■ Goal of the exercise
Can you output the material exactly as written, minus any pictures it holds?

■ Dataset rows
┏━━

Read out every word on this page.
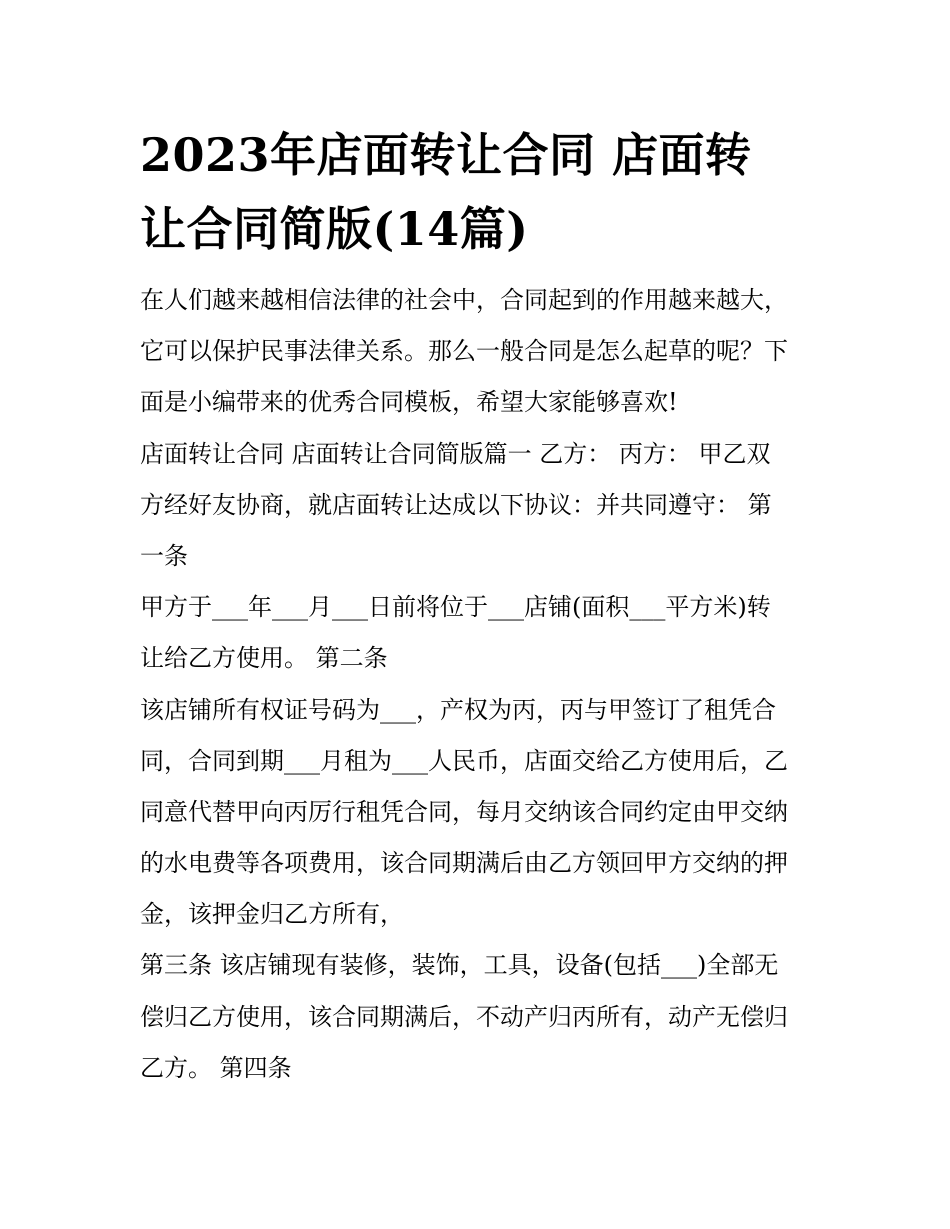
2023年店面转让合同 店面转
让合同简版(14篇)
在人们越来越相信法律的社会中，合同起到的作用越来越大，
它可以保护民事法律关系。那么一般合同是怎么起草的呢？下
面是小编带来的优秀合同模板，希望大家能够喜欢!
店面转让合同 店面转让合同简版篇一 乙方： 丙方： 甲乙双
方经好友协商，就店面转让达成以下协议：并共同遵守： 第
一条
甲方于___年___月___日前将位于___店铺(面积___平方米)转
让给乙方使用。 第二条
该店铺所有权证号码为___，产权为丙，丙与甲签订了租凭合
同，合同到期___月租为___人民币，店面交给乙方使用后，乙
同意代替甲向丙厉行租凭合同，每月交纳该合同约定由甲交纳
的水电费等各项费用，该合同期满后由乙方领回甲方交纳的押
金，该押金归乙方所有，
第三条 该店铺现有装修，装饰，工具，设备(包括___)全部无
偿归乙方使用，该合同期满后，不动产归丙所有，动产无偿归
乙方。 第四条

┗━━

■ Solved exercise
Read out every word on this page.
2023年店面转让合同 店面转
让合同简版(14篇)
在人们越来越相信法律的社会中，合同起到的作用越来越大，
它可以保护民事法律关系。那么一般合同是怎么起草的呢？下
面是小编带来的优秀合同模板，希望大家能够喜欢!
店面转让合同 店面转让合同简版篇一 乙方： 丙方： 甲乙双
方经好友协商，就店面转让达成以下协议：并共同遵守： 第
一条
甲方于___年___月___日前将位于___店铺(面积___平方米)转
让给乙方使用。 第二条
该店铺所有权证号码为___，产权为丙，丙与甲签订了租凭合
同，合同到期___月租为___人民币，店面交给乙方使用后，乙
同意代替甲向丙厉行租凭合同，每月交纳该合同约定由甲交纳
的水电费等各项费用，该合同期满后由乙方领回甲方交纳的押
金，该押金归乙方所有，
第三条 该店铺现有装修，装饰，工具，设备(包括___)全部无
偿归乙方使用，该合同期满后，不动产归丙所有，动产无偿归
乙方。 第四条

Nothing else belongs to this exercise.